[start Items]

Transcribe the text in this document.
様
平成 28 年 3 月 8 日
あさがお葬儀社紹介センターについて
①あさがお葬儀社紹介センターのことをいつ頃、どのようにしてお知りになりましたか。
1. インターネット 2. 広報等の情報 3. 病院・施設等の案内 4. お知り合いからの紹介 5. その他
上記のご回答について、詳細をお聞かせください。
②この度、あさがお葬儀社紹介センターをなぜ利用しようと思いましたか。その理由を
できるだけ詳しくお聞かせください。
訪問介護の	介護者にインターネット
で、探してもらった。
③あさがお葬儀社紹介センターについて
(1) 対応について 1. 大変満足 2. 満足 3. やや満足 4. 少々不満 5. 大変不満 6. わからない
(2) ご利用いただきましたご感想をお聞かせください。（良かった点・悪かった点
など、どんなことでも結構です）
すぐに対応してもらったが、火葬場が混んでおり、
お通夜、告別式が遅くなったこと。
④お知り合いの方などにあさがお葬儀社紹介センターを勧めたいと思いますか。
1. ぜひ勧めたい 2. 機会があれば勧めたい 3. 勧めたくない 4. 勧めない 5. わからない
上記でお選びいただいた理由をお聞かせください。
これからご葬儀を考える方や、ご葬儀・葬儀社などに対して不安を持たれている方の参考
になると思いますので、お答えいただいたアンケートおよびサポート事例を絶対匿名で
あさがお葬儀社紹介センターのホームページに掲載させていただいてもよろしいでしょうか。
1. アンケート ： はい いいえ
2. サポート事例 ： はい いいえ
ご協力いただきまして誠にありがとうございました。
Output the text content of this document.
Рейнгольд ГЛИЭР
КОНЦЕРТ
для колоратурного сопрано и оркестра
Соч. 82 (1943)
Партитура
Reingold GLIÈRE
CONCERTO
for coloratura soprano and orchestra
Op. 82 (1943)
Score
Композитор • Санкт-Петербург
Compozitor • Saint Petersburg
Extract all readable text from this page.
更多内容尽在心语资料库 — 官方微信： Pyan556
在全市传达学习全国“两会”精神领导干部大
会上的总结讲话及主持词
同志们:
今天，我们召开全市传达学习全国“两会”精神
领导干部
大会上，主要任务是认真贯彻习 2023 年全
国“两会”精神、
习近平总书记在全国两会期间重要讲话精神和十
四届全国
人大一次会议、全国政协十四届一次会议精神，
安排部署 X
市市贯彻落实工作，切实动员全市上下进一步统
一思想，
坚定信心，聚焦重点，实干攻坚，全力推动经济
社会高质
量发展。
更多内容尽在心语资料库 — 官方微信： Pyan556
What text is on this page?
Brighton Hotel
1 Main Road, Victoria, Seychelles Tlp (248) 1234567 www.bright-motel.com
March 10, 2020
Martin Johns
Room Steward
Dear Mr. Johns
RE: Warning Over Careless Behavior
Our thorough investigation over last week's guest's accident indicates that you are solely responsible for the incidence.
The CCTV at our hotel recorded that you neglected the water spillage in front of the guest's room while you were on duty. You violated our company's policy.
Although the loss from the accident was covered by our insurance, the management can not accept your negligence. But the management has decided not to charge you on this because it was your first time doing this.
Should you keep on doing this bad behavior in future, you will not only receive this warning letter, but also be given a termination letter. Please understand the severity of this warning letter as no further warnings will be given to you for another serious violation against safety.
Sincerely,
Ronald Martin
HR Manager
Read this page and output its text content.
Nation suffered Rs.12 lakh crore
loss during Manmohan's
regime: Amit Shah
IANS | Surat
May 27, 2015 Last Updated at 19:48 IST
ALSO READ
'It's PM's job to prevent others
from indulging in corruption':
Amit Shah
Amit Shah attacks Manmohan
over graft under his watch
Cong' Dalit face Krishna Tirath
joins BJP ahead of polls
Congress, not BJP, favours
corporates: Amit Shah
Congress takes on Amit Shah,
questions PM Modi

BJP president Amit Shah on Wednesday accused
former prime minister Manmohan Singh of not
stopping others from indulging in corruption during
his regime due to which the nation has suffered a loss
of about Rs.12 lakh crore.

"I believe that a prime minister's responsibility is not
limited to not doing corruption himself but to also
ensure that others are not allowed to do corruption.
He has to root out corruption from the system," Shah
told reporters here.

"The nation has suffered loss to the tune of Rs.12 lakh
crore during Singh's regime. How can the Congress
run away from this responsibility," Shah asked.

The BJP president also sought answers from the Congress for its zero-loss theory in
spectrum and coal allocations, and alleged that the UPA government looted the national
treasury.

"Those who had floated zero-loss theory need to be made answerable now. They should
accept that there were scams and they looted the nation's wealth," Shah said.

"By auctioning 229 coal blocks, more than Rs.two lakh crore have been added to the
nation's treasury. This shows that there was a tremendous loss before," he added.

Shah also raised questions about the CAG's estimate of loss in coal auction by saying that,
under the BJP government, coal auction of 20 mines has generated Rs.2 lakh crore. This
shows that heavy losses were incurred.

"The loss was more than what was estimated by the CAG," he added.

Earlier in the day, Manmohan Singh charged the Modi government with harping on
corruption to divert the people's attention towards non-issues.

[end Items]

▶ What the task requires
Show every line where the string "corruption" appears.

▶ Full response
from indulging in corruption':
stopping others from indulging in corruption during
limited to not doing corruption himself but to also
ensure that others are not allowed to do corruption.
He has to root out corruption from the system," Shah
corruption to divert the people's attention towards non-issues.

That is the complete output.